## What is required
Without the pictures, write out all the lines below exactly as they appear.

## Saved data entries
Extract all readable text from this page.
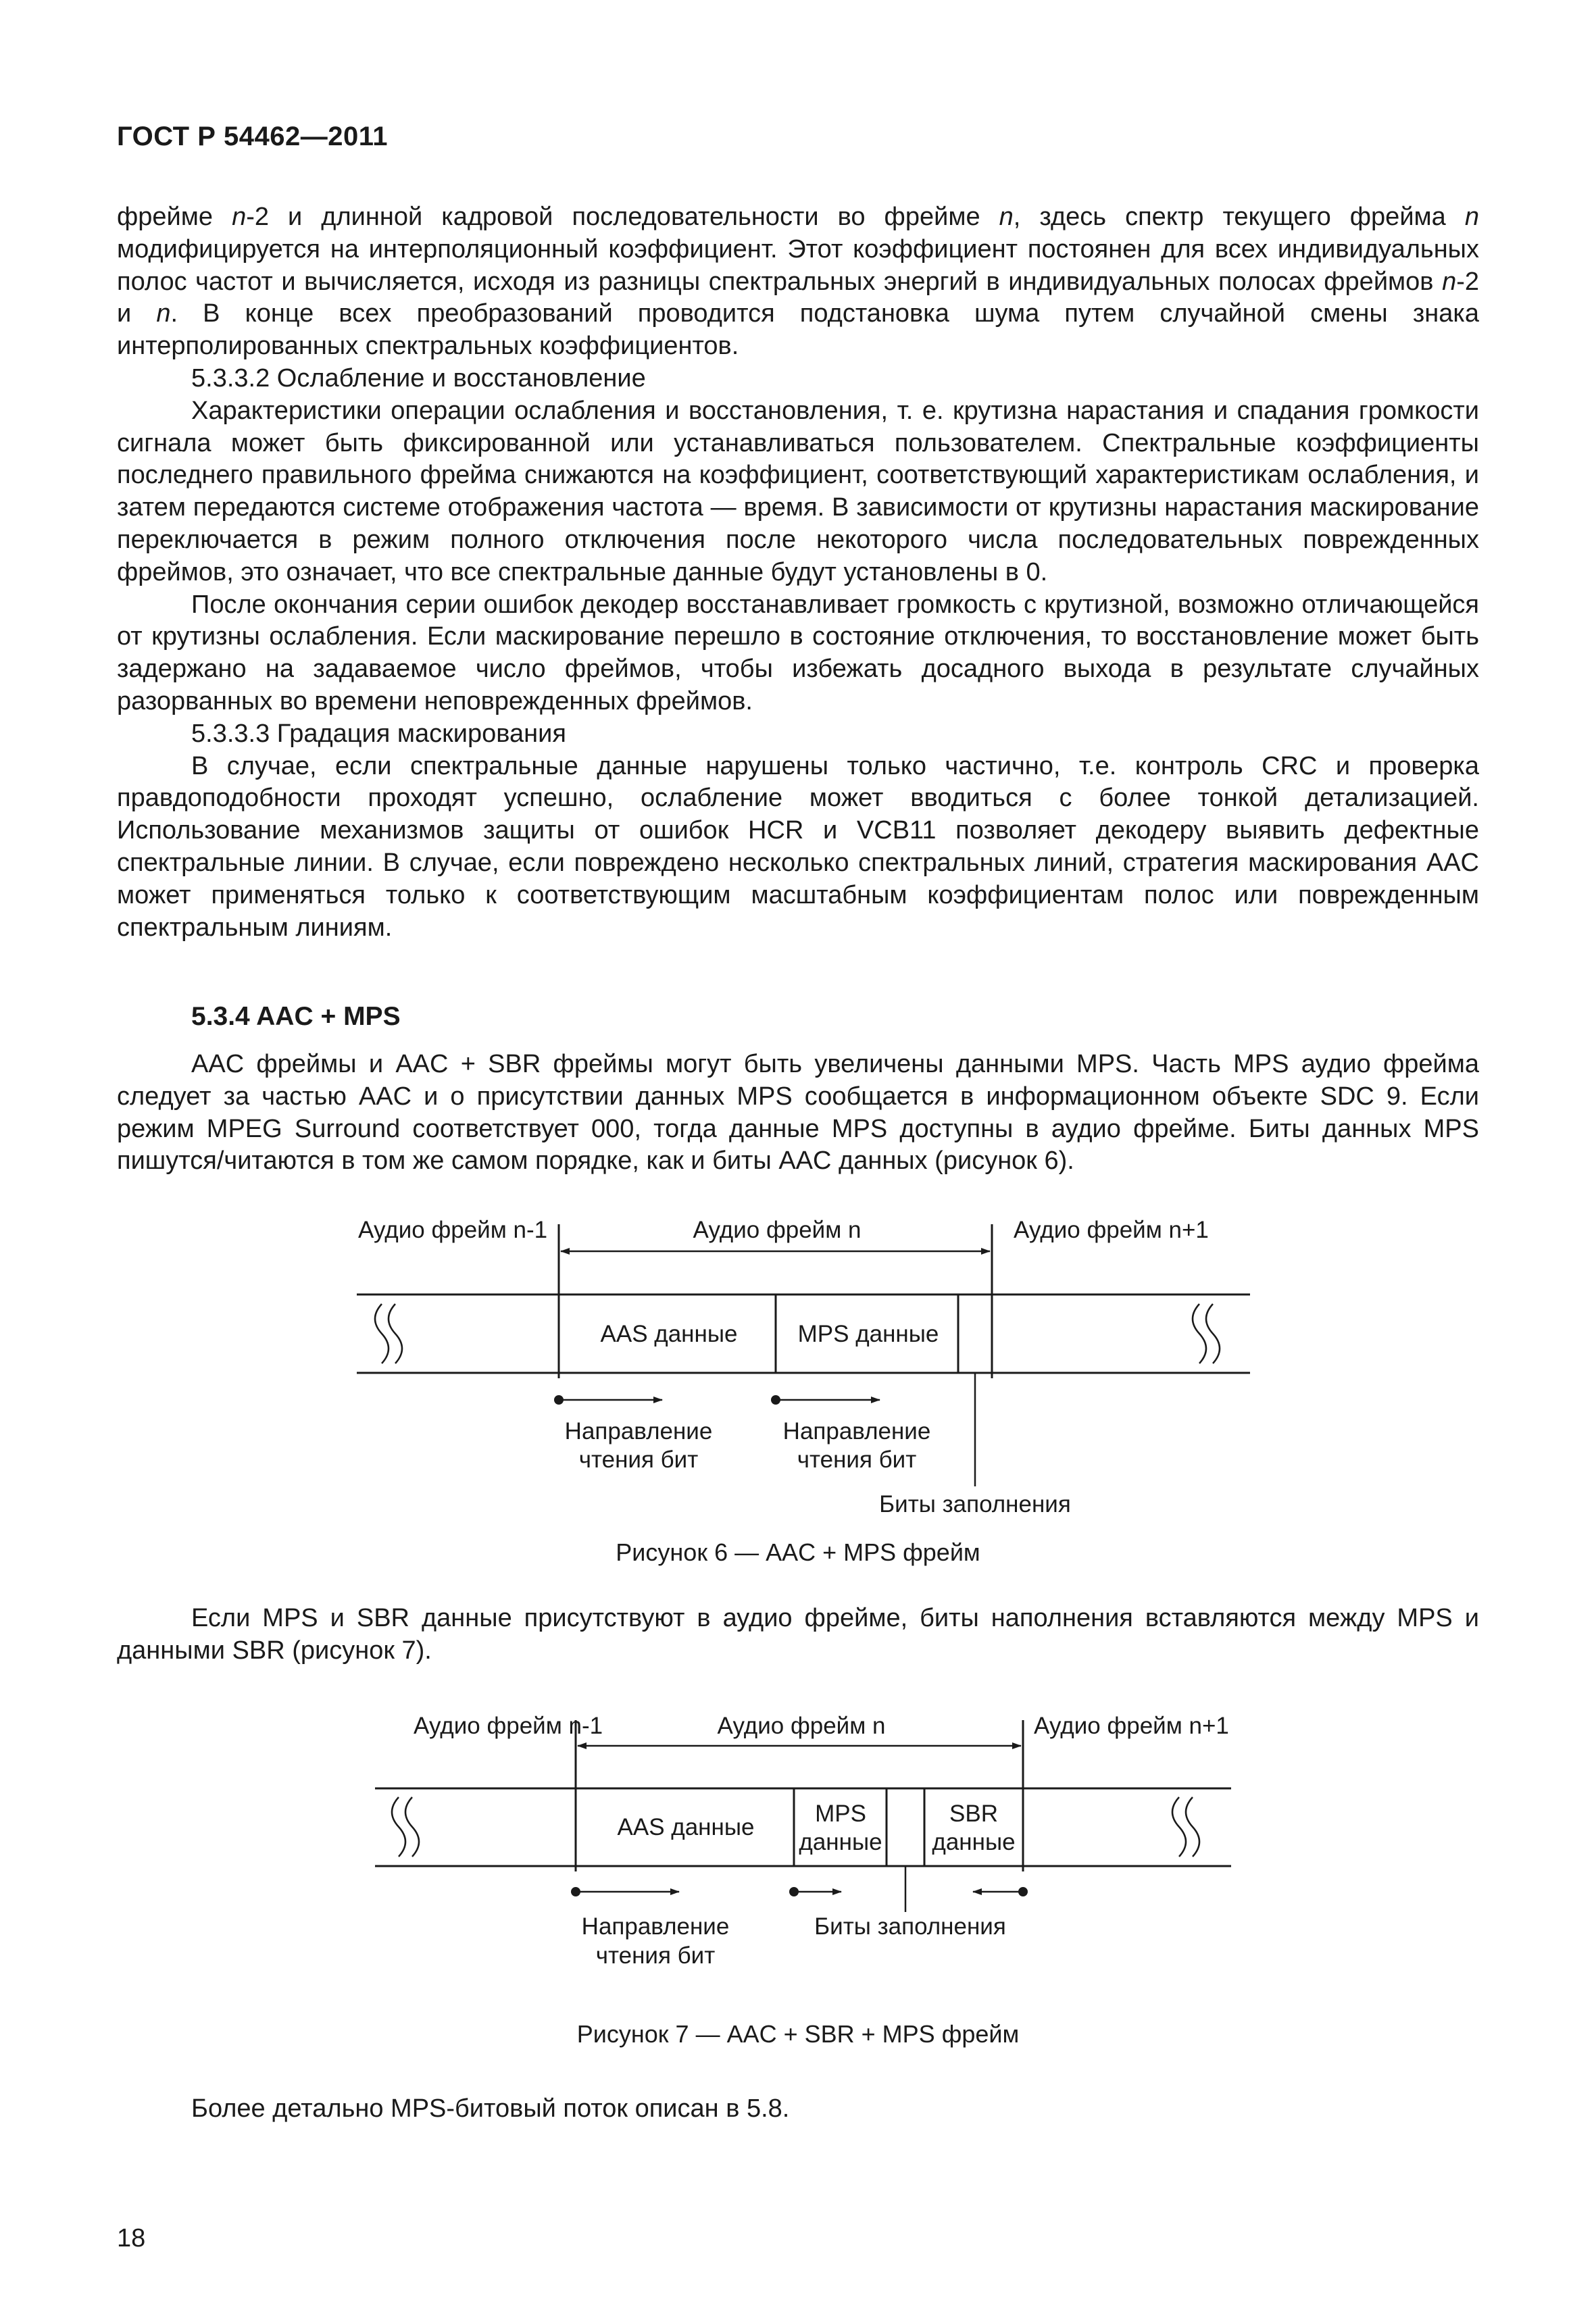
ГОСТ Р 54462—2011

фрейме n-2 и длинной кадровой последовательности во фрейме n, здесь спектр текущего фрейма n модифицируется на интерполяционный коэффициент. Этот коэффициент постоянен для всех индивидуальных полос частот и вычисляется, исходя из разницы спектральных энергий в индивидуальных полосах фреймов n-2 и n. В конце всех преобразований проводится подстановка шума путем случайной смены знака интерполированных спектральных коэффициентов.

5.3.3.2 Ослабление и восстановление

Характеристики операции ослабления и восстановления, т. е. крутизна нарастания и спадания громкости сигнала может быть фиксированной или устанавливаться пользователем. Спектральные коэффициенты последнего правильного фрейма снижаются на коэффициент, соответствующий характеристикам ослабления, и затем передаются системе отображения частота — время. В зависимости от крутизны нарастания маскирование переключается в режим полного отключения после некоторого числа последовательных поврежденных фреймов, это означает, что все спектральные данные будут установлены в 0.

После окончания серии ошибок декодер восстанавливает громкость с крутизной, возможно отличающейся от крутизны ослабления. Если маскирование перешло в состояние отключения, то восстановление может быть задержано на задаваемое число фреймов, чтобы избежать досадного выхода в результате случайных разорванных во времени неповрежденных фреймов.

5.3.3.3 Градация маскирования

В случае, если спектральные данные нарушены только частично, т.е. контроль CRC и проверка правдоподобности проходят успешно, ослабление может вводиться с более тонкой детализацией. Использование механизмов защиты от ошибок HCR и VCB11 позволяет декодеру выявить дефектные спектральные линии. В случае, если повреждено несколько спектральных линий, стратегия маскирования AAC может применяться только к соответствующим масштабным коэффициентам полос или поврежденным спектральным линиям.

5.3.4 AAC + MPS

AAC фреймы и AAC + SBR фреймы могут быть увеличены данными MPS. Часть MPS аудио фрейма следует за частью AAC и о присутствии данных MPS сообщается в информационном объекте SDC 9. Если режим MPEG Surround соответствует 000, тогда данные MPS доступны в аудио фрейме. Биты данных MPS пишутся/читаются в том же самом порядке, как и биты AAC данных (рисунок 6).

Аудио фрейм n-1	Аудио фрейм n	Аудио фрейм n+1
AAS данные	MPS данные
Направление
чтения бит
Направление
чтения бит
Биты заполнения
Рисунок 6 — AAC + MPS фрейм

Если MPS и SBR данные присутствуют в аудио фрейме, биты наполнения вставляются между MPS и данными SBR (рисунок 7).

Аудио фрейм n-1	Аудио фрейм n	Аудио фрейм n+1
AAS данные
MPS
данные
SBR
данные
Направление
чтения бит
Биты заполнения
Рисунок 7 — AAC + SBR + MPS фрейм

Более детально MPS-битовый поток описан в 5.8.

18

## Final result
Extract all readable text from this page.
ГОСТ Р 54462—2011

фрейме n-2 и длинной кадровой последовательности во фрейме n, здесь спектр текущего фрейма n модифицируется на интерполяционный коэффициент. Этот коэффициент постоянен для всех индивидуальных полос частот и вычисляется, исходя из разницы спектральных энергий в индивидуальных полосах фреймов n-2 и n. В конце всех преобразований проводится подстановка шума путем случайной смены знака интерполированных спектральных коэффициентов.

5.3.3.2 Ослабление и восстановление

Характеристики операции ослабления и восстановления, т. е. крутизна нарастания и спадания громкости сигнала может быть фиксированной или устанавливаться пользователем. Спектральные коэффициенты последнего правильного фрейма снижаются на коэффициент, соответствующий характеристикам ослабления, и затем передаются системе отображения частота — время. В зависимости от крутизны нарастания маскирование переключается в режим полного отключения после некоторого числа последовательных поврежденных фреймов, это означает, что все спектральные данные будут установлены в 0.

После окончания серии ошибок декодер восстанавливает громкость с крутизной, возможно отличающейся от крутизны ослабления. Если маскирование перешло в состояние отключения, то восстановление может быть задержано на задаваемое число фреймов, чтобы избежать досадного выхода в результате случайных разорванных во времени неповрежденных фреймов.

5.3.3.3 Градация маскирования

В случае, если спектральные данные нарушены только частично, т.е. контроль CRC и проверка правдоподобности проходят успешно, ослабление может вводиться с более тонкой детализацией. Использование механизмов защиты от ошибок HCR и VCB11 позволяет декодеру выявить дефектные спектральные линии. В случае, если повреждено несколько спектральных линий, стратегия маскирования AAC может применяться только к соответствующим масштабным коэффициентам полос или поврежденным спектральным линиям.

5.3.4 AAC + MPS

AAC фреймы и AAC + SBR фреймы могут быть увеличены данными MPS. Часть MPS аудио фрейма следует за частью AAC и о присутствии данных MPS сообщается в информационном объекте SDC 9. Если режим MPEG Surround соответствует 000, тогда данные MPS доступны в аудио фрейме. Биты данных MPS пишутся/читаются в том же самом порядке, как и биты AAC данных (рисунок 6).

Аудио фрейм n-1	Аудио фрейм n	Аудио фрейм n+1
AAS данные	MPS данные
Направление
чтения бит
Направление
чтения бит
Биты заполнения
Рисунок 6 — AAC + MPS фрейм

Если MPS и SBR данные присутствуют в аудио фрейме, биты наполнения вставляются между MPS и данными SBR (рисунок 7).

Аудио фрейм n-1	Аудио фрейм n	Аудио фрейм n+1
AAS данные
MPS
данные
SBR
данные
Направление
чтения бит
Биты заполнения
Рисунок 7 — AAC + SBR + MPS фрейм

Более детально MPS-битовый поток описан в 5.8.

18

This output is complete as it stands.